* _What you need to do_
Reproduce the material in full, exactly as written.

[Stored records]
....
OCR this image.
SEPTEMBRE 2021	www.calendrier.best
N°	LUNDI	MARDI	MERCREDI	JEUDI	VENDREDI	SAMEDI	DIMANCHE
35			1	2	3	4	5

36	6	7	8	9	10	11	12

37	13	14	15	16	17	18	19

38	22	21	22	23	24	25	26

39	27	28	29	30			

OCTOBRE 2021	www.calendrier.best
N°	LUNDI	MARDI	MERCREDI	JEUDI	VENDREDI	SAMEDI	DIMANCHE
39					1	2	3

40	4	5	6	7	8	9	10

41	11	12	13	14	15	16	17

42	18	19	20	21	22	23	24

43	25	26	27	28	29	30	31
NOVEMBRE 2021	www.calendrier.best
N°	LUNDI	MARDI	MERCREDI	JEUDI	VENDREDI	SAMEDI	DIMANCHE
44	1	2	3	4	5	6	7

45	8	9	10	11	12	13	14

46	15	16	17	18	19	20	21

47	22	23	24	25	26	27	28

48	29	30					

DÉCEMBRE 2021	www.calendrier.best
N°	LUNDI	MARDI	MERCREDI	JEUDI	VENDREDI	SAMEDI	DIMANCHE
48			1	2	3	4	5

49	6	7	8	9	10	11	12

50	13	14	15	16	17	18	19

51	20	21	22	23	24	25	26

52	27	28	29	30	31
....
* _Solution_
OCR this image.
SEPTEMBRE 2021	www.calendrier.best
N°	LUNDI	MARDI	MERCREDI	JEUDI	VENDREDI	SAMEDI	DIMANCHE
35			1	2	3	4	5

36	6	7	8	9	10	11	12

37	13	14	15	16	17	18	19

38	22	21	22	23	24	25	26

39	27	28	29	30			

OCTOBRE 2021	www.calendrier.best
N°	LUNDI	MARDI	MERCREDI	JEUDI	VENDREDI	SAMEDI	DIMANCHE
39					1	2	3

40	4	5	6	7	8	9	10

41	11	12	13	14	15	16	17

42	18	19	20	21	22	23	24

43	25	26	27	28	29	30	31
NOVEMBRE 2021	www.calendrier.best
N°	LUNDI	MARDI	MERCREDI	JEUDI	VENDREDI	SAMEDI	DIMANCHE
44	1	2	3	4	5	6	7

45	8	9	10	11	12	13	14

46	15	16	17	18	19	20	21

47	22	23	24	25	26	27	28

48	29	30					

DÉCEMBRE 2021	www.calendrier.best
N°	LUNDI	MARDI	MERCREDI	JEUDI	VENDREDI	SAMEDI	DIMANCHE
48			1	2	3	4	5

49	6	7	8	9	10	11	12

50	13	14	15	16	17	18	19

51	20	21	22	23	24	25	26

52	27	28	29	30	31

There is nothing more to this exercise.